Reproduce all of the material exactly as shown.
*** Dataset records
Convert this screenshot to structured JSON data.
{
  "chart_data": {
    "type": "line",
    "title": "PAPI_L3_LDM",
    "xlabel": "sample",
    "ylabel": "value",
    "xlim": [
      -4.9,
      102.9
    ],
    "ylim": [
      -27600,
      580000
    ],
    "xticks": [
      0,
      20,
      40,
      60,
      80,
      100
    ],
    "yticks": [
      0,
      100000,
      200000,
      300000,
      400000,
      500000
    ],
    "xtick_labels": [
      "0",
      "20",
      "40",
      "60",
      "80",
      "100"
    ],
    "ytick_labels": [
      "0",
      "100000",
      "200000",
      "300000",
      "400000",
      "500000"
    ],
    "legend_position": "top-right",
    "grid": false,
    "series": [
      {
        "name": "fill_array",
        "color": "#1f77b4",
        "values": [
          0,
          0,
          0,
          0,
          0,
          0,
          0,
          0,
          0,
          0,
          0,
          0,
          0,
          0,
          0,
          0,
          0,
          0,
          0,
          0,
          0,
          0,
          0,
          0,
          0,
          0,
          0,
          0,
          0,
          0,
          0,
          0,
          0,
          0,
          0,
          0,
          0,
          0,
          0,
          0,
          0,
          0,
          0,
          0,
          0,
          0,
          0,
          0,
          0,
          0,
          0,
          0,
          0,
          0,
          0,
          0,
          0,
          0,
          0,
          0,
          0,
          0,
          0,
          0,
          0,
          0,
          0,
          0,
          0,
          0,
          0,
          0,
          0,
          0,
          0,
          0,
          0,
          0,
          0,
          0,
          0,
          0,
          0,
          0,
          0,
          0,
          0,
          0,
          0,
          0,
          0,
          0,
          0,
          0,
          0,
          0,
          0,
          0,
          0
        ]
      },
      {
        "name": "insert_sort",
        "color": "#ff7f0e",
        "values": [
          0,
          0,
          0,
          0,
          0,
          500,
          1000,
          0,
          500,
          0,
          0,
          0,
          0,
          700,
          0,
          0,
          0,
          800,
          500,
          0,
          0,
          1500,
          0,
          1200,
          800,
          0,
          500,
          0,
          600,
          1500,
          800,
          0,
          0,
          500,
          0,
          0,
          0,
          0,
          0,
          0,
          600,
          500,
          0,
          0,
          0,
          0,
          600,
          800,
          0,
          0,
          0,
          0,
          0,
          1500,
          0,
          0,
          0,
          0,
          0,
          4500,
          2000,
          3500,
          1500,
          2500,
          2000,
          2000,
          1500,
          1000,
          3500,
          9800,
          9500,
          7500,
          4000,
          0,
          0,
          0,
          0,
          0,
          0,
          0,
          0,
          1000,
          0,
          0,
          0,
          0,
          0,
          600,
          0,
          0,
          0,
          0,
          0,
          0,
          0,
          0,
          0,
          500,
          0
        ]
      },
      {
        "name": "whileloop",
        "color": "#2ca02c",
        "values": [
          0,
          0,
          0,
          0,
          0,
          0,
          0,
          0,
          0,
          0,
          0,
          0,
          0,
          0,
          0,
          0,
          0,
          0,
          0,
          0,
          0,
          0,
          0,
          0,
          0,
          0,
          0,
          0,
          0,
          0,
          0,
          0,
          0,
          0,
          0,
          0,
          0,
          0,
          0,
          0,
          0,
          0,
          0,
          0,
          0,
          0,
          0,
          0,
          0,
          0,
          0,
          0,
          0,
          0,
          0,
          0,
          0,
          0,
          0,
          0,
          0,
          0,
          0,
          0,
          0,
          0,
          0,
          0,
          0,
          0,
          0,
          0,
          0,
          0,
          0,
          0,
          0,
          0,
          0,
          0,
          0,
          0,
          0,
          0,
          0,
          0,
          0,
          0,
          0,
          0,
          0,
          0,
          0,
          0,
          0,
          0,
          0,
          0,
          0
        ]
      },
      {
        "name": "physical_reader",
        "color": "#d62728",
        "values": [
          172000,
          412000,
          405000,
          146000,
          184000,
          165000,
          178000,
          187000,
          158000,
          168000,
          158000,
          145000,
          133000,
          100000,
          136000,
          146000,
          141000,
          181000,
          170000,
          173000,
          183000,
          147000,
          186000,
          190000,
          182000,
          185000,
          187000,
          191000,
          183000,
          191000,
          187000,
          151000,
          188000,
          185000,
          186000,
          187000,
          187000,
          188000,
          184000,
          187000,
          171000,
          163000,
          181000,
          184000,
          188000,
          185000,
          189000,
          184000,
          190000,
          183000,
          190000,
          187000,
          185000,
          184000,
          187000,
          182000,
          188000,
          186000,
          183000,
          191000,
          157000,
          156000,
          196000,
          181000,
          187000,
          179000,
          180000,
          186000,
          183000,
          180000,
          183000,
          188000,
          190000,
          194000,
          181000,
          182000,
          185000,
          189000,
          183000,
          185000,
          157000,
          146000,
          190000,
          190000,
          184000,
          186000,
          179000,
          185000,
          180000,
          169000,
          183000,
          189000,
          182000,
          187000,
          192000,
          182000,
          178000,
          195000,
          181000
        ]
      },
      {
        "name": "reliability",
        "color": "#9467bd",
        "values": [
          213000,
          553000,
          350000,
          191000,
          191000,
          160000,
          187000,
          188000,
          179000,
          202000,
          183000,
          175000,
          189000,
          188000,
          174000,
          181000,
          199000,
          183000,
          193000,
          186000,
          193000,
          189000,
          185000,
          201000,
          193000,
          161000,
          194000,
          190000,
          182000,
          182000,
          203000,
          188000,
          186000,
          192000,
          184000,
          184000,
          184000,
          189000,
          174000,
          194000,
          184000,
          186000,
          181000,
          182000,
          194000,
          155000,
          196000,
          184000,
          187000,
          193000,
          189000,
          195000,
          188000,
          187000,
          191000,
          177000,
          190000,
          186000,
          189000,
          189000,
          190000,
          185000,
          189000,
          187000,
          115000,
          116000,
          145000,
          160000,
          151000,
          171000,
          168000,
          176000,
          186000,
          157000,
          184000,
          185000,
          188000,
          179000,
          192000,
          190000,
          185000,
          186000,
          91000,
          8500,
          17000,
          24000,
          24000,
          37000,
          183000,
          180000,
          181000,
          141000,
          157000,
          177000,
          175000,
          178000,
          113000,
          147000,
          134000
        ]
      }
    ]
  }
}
******
Response to this task:
Convert this screenshot to structured JSON data.
{
  "chart_data": {
    "type": "line",
    "title": "PAPI_L3_LDM",
    "xlabel": "sample",
    "ylabel": "value",
    "xlim": [
      -4.9,
      102.9
    ],
    "ylim": [
      -27600,
      580000
    ],
    "xticks": [
      0,
      20,
      40,
      60,
      80,
      100
    ],
    "yticks": [
      0,
      100000,
      200000,
      300000,
      400000,
      500000
    ],
    "xtick_labels": [
      "0",
      "20",
      "40",
      "60",
      "80",
      "100"
    ],
    "ytick_labels": [
      "0",
      "100000",
      "200000",
      "300000",
      "400000",
      "500000"
    ],
    "legend_position": "top-right",
    "grid": false,
    "series": [
      {
        "name": "fill_array",
        "color": "#1f77b4",
        "values": [
          0,
          0,
          0,
          0,
          0,
          0,
          0,
          0,
          0,
          0,
          0,
          0,
          0,
          0,
          0,
          0,
          0,
          0,
          0,
          0,
          0,
          0,
          0,
          0,
          0,
          0,
          0,
          0,
          0,
          0,
          0,
          0,
          0,
          0,
          0,
          0,
          0,
          0,
          0,
          0,
          0,
          0,
          0,
          0,
          0,
          0,
          0,
          0,
          0,
          0,
          0,
          0,
          0,
          0,
          0,
          0,
          0,
          0,
          0,
          0,
          0,
          0,
          0,
          0,
          0,
          0,
          0,
          0,
          0,
          0,
          0,
          0,
          0,
          0,
          0,
          0,
          0,
          0,
          0,
          0,
          0,
          0,
          0,
          0,
          0,
          0,
          0,
          0,
          0,
          0,
          0,
          0,
          0,
          0,
          0,
          0,
          0,
          0,
          0
        ]
      },
      {
        "name": "insert_sort",
        "color": "#ff7f0e",
        "values": [
          0,
          0,
          0,
          0,
          0,
          500,
          1000,
          0,
          500,
          0,
          0,
          0,
          0,
          700,
          0,
          0,
          0,
          800,
          500,
          0,
          0,
          1500,
          0,
          1200,
          800,
          0,
          500,
          0,
          600,
          1500,
          800,
          0,
          0,
          500,
          0,
          0,
          0,
          0,
          0,
          0,
          600,
          500,
          0,
          0,
          0,
          0,
          600,
          800,
          0,
          0,
          0,
          0,
          0,
          1500,
          0,
          0,
          0,
          0,
          0,
          4500,
          2000,
          3500,
          1500,
          2500,
          2000,
          2000,
          1500,
          1000,
          3500,
          9800,
          9500,
          7500,
          4000,
          0,
          0,
          0,
          0,
          0,
          0,
          0,
          0,
          1000,
          0,
          0,
          0,
          0,
          0,
          600,
          0,
          0,
          0,
          0,
          0,
          0,
          0,
          0,
          0,
          500,
          0
        ]
      },
      {
        "name": "whileloop",
        "color": "#2ca02c",
        "values": [
          0,
          0,
          0,
          0,
          0,
          0,
          0,
          0,
          0,
          0,
          0,
          0,
          0,
          0,
          0,
          0,
          0,
          0,
          0,
          0,
          0,
          0,
          0,
          0,
          0,
          0,
          0,
          0,
          0,
          0,
          0,
          0,
          0,
          0,
          0,
          0,
          0,
          0,
          0,
          0,
          0,
          0,
          0,
          0,
          0,
          0,
          0,
          0,
          0,
          0,
          0,
          0,
          0,
          0,
          0,
          0,
          0,
          0,
          0,
          0,
          0,
          0,
          0,
          0,
          0,
          0,
          0,
          0,
          0,
          0,
          0,
          0,
          0,
          0,
          0,
          0,
          0,
          0,
          0,
          0,
          0,
          0,
          0,
          0,
          0,
          0,
          0,
          0,
          0,
          0,
          0,
          0,
          0,
          0,
          0,
          0,
          0,
          0,
          0
        ]
      },
      {
        "name": "physical_reader",
        "color": "#d62728",
        "values": [
          172000,
          412000,
          405000,
          146000,
          184000,
          165000,
          178000,
          187000,
          158000,
          168000,
          158000,
          145000,
          133000,
          100000,
          136000,
          146000,
          141000,
          181000,
          170000,
          173000,
          183000,
          147000,
          186000,
          190000,
          182000,
          185000,
          187000,
          191000,
          183000,
          191000,
          187000,
          151000,
          188000,
          185000,
          186000,
          187000,
          187000,
          188000,
          184000,
          187000,
          171000,
          163000,
          181000,
          184000,
          188000,
          185000,
          189000,
          184000,
          190000,
          183000,
          190000,
          187000,
          185000,
          184000,
          187000,
          182000,
          188000,
          186000,
          183000,
          191000,
          157000,
          156000,
          196000,
          181000,
          187000,
          179000,
          180000,
          186000,
          183000,
          180000,
          183000,
          188000,
          190000,
          194000,
          181000,
          182000,
          185000,
          189000,
          183000,
          185000,
          157000,
          146000,
          190000,
          190000,
          184000,
          186000,
          179000,
          185000,
          180000,
          169000,
          183000,
          189000,
          182000,
          187000,
          192000,
          182000,
          178000,
          195000,
          181000
        ]
      },
      {
        "name": "reliability",
        "color": "#9467bd",
        "values": [
          213000,
          553000,
          350000,
          191000,
          191000,
          160000,
          187000,
          188000,
          179000,
          202000,
          183000,
          175000,
          189000,
          188000,
          174000,
          181000,
          199000,
          183000,
          193000,
          186000,
          193000,
          189000,
          185000,
          201000,
          193000,
          161000,
          194000,
          190000,
          182000,
          182000,
          203000,
          188000,
          186000,
          192000,
          184000,
          184000,
          184000,
          189000,
          174000,
          194000,
          184000,
          186000,
          181000,
          182000,
          194000,
          155000,
          196000,
          184000,
          187000,
          193000,
          189000,
          195000,
          188000,
          187000,
          191000,
          177000,
          190000,
          186000,
          189000,
          189000,
          190000,
          185000,
          189000,
          187000,
          115000,
          116000,
          145000,
          160000,
          151000,
          171000,
          168000,
          176000,
          186000,
          157000,
          184000,
          185000,
          188000,
          179000,
          192000,
          190000,
          185000,
          186000,
          91000,
          8500,
          17000,
          24000,
          24000,
          37000,
          183000,
          180000,
          181000,
          141000,
          157000,
          177000,
          175000,
          178000,
          113000,
          147000,
          134000
        ]
      }
    ]
  }
}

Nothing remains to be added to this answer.